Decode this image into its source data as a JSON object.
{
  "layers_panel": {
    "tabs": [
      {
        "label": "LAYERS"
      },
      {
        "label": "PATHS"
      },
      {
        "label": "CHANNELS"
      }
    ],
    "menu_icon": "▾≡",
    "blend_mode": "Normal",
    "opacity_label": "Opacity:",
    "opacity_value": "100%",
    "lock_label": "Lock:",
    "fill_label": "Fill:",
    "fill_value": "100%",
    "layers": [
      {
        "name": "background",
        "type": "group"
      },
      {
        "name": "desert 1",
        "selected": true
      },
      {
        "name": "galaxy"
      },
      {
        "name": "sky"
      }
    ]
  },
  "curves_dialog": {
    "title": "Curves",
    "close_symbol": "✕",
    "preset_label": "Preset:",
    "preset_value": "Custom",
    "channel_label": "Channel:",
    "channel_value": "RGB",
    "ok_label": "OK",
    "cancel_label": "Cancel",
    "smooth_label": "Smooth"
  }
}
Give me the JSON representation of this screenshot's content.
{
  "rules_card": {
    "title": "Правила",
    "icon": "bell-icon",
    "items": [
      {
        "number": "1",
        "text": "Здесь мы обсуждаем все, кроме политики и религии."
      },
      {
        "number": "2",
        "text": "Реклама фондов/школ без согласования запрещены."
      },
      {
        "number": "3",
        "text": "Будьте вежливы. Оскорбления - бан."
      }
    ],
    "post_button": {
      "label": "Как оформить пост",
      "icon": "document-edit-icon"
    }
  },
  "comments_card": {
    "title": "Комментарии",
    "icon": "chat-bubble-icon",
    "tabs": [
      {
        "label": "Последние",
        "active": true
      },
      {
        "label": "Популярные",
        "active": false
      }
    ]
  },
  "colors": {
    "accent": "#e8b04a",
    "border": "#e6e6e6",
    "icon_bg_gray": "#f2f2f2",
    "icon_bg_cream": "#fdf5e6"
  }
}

--*--

Retype the listing above in full, with no alterations.

Decode this image into its source data as a JSON object.
{
  "layers_panel": {
    "tabs": [
      {
        "label": "LAYERS"
      },
      {
        "label": "PATHS"
      },
      {
        "label": "CHANNELS"
      }
    ],
    "menu_icon": "▾≡",
    "blend_mode": "Normal",
    "opacity_label": "Opacity:",
    "opacity_value": "100%",
    "lock_label": "Lock:",
    "fill_label": "Fill:",
    "fill_value": "100%",
    "layers": [
      {
        "name": "background",
        "type": "group"
      },
      {
        "name": "desert 1",
        "selected": true
      },
      {
        "name": "galaxy"
      },
      {
        "name": "sky"
      }
    ]
  },
  "curves_dialog": {
    "title": "Curves",
    "close_symbol": "✕",
    "preset_label": "Preset:",
    "preset_value": "Custom",
    "channel_label": "Channel:",
    "channel_value": "RGB",
    "ok_label": "OK",
    "cancel_label": "Cancel",
    "smooth_label": "Smooth"
  }
}
Give me the JSON representation of this screenshot's content.
{
  "rules_card": {
    "title": "Правила",
    "icon": "bell-icon",
    "items": [
      {
        "number": "1",
        "text": "Здесь мы обсуждаем все, кроме политики и религии."
      },
      {
        "number": "2",
        "text": "Реклама фондов/школ без согласования запрещены."
      },
      {
        "number": "3",
        "text": "Будьте вежливы. Оскорбления - бан."
      }
    ],
    "post_button": {
      "label": "Как оформить пост",
      "icon": "document-edit-icon"
    }
  },
  "comments_card": {
    "title": "Комментарии",
    "icon": "chat-bubble-icon",
    "tabs": [
      {
        "label": "Последние",
        "active": true
      },
      {
        "label": "Популярные",
        "active": false
      }
    ]
  },
  "colors": {
    "accent": "#e8b04a",
    "border": "#e6e6e6",
    "icon_bg_gray": "#f2f2f2",
    "icon_bg_cream": "#fdf5e6"
  }
}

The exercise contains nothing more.